● **Exercise**
Check each line for the string "nouns", then give only how many lines have it.

● **Record set**
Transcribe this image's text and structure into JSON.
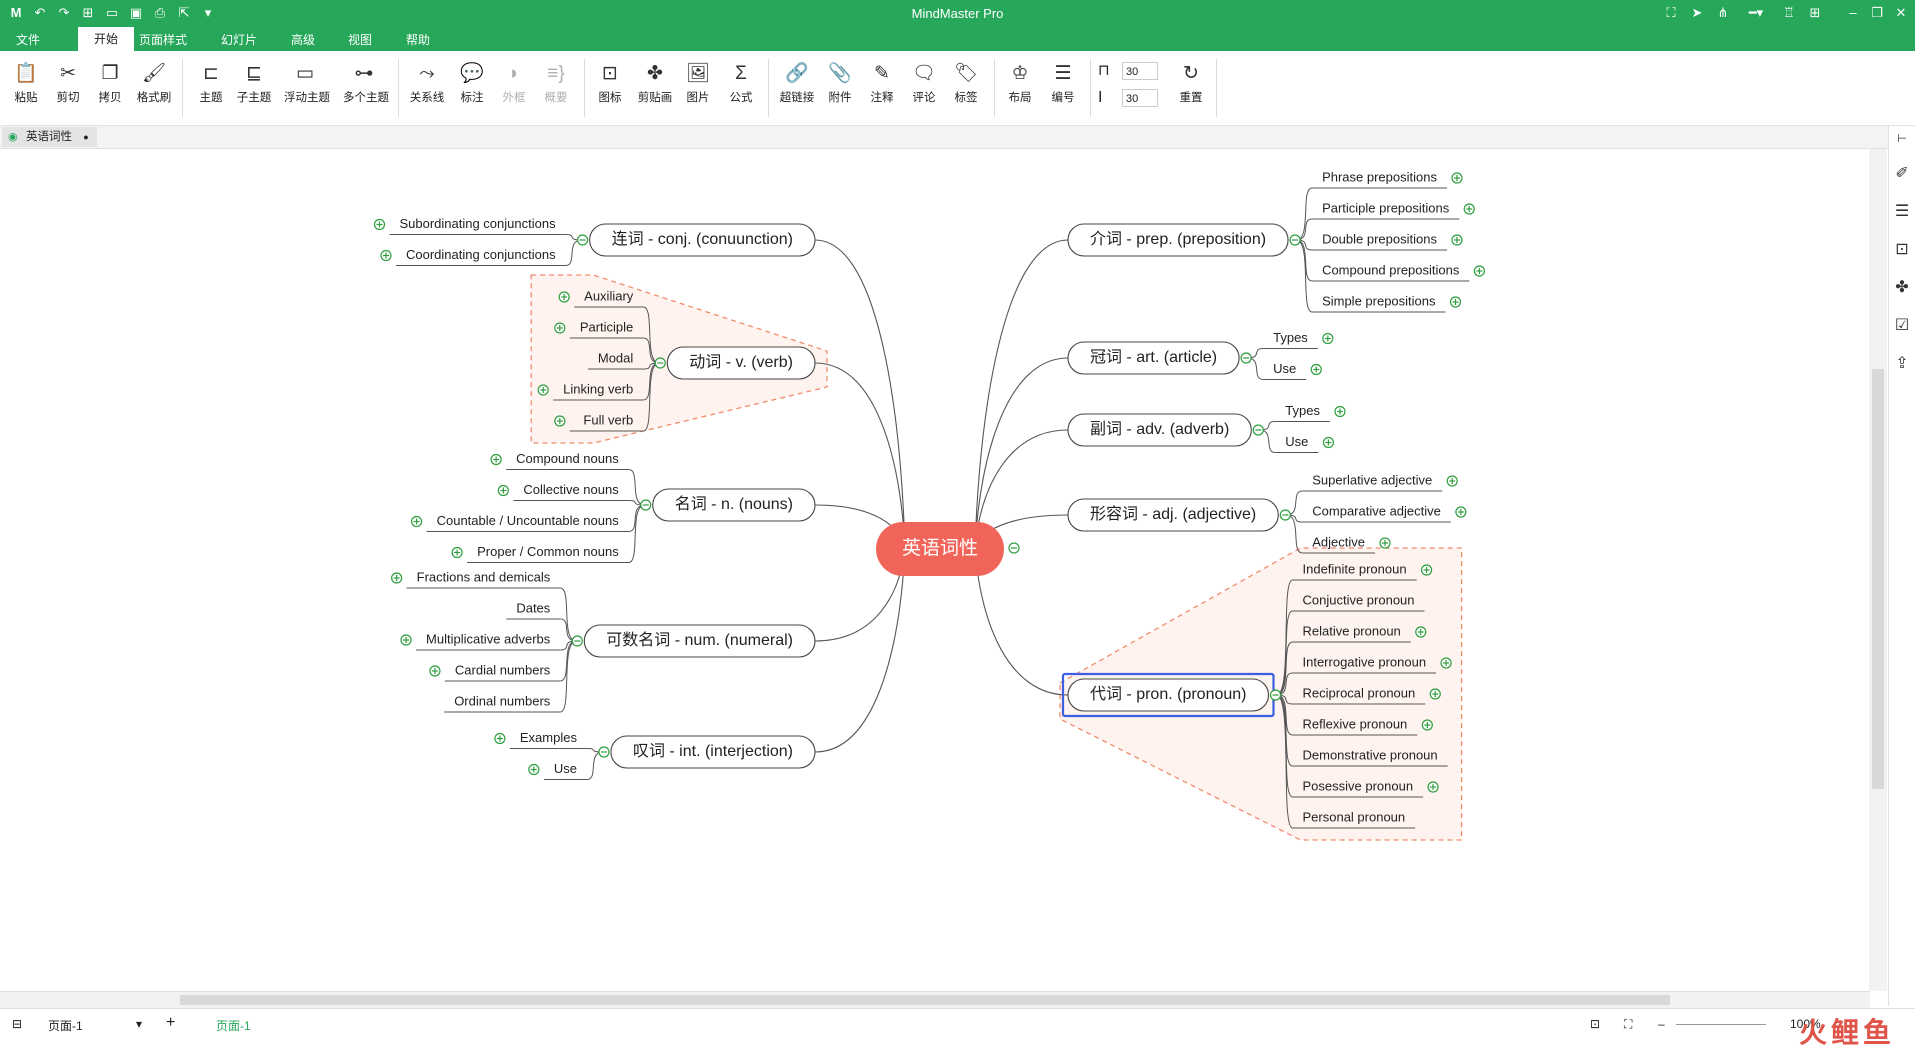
{
  "app": {
    "title": "MindMaster Pro"
  },
  "menu": {
    "tabs": [
      "文件",
      "开始",
      "页面样式",
      "幻灯片",
      "高级",
      "视图",
      "帮助"
    ],
    "active": "开始"
  },
  "ribbon": {
    "groups": [
      [
        "粘贴",
        "剪切",
        "拷贝",
        "格式刷"
      ],
      [
        "主题",
        "子主题",
        "浮动主题",
        "多个主题"
      ],
      [
        "关系线",
        "标注",
        "外框",
        "概要"
      ],
      [
        "图标",
        "剪贴画",
        "图片",
        "公式"
      ],
      [
        "超链接",
        "附件",
        "注释",
        "评论",
        "标签"
      ],
      [
        "布局",
        "编号"
      ],
      [
        "重置"
      ]
    ],
    "spacing_h": "30",
    "spacing_v": "30"
  },
  "document": {
    "tab": "英语词性"
  },
  "status": {
    "page_select": "页面-1",
    "page_tab": "页面-1",
    "zoom": "100%"
  },
  "watermark": "火鲤鱼",
  "colors": {
    "brand": "#27a75a",
    "central": "#f0645a",
    "boundary": "#f08c6e",
    "boundary_fill": "#fff3f0",
    "selection": "#3b5fe0",
    "plus": "#2e9e3e"
  },
  "mindmap": {
    "center": "英语词性",
    "left": [
      {
        "label": "连词 - conj. (conuunction)",
        "children": [
          "Subordinating conjunctions",
          "Coordinating conjunctions"
        ]
      },
      {
        "label": "动词 - v. (verb)",
        "children": [
          "Auxiliary",
          "Participle",
          "Modal",
          "Linking verb",
          "Full  verb"
        ]
      },
      {
        "label": "名词 - n. (nouns)",
        "children": [
          "Compound nouns",
          "Collective nouns",
          "Countable / Uncountable nouns",
          "Proper / Common nouns"
        ]
      },
      {
        "label": "可数名词 - num. (numeral)",
        "children": [
          "Fractions and demicals",
          "Dates",
          "Multiplicative adverbs",
          "Cardial numbers",
          "Ordinal numbers"
        ]
      },
      {
        "label": "叹词 - int. (interjection)",
        "children": [
          "Examples",
          "Use"
        ]
      }
    ],
    "right": [
      {
        "label": "介词 - prep. (preposition)",
        "children": [
          "Phrase prepositions",
          "Participle prepositions",
          "Double prepositions",
          "Compound prepositions",
          "Simple prepositions"
        ]
      },
      {
        "label": "冠词 - art. (article)",
        "children": [
          "Types",
          "Use"
        ]
      },
      {
        "label": "副词 - adv. (adverb)",
        "children": [
          "Types",
          "Use"
        ]
      },
      {
        "label": "形容词 - adj. (adjective)",
        "children": [
          "Superlative adjective",
          "Comparative adjective",
          "Adjective"
        ]
      },
      {
        "label": "代词 - pron. (pronoun)",
        "children": [
          "Indefinite pronoun",
          "Conjuctive pronoun",
          "Relative pronoun",
          "Interrogative pronoun",
          "Reciprocal pronoun",
          "Reflexive pronoun",
          "Demonstrative pronoun",
          "Posessive pronoun",
          "Personal pronoun"
        ]
      }
    ]
  }
}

● **Answer to the problem**
5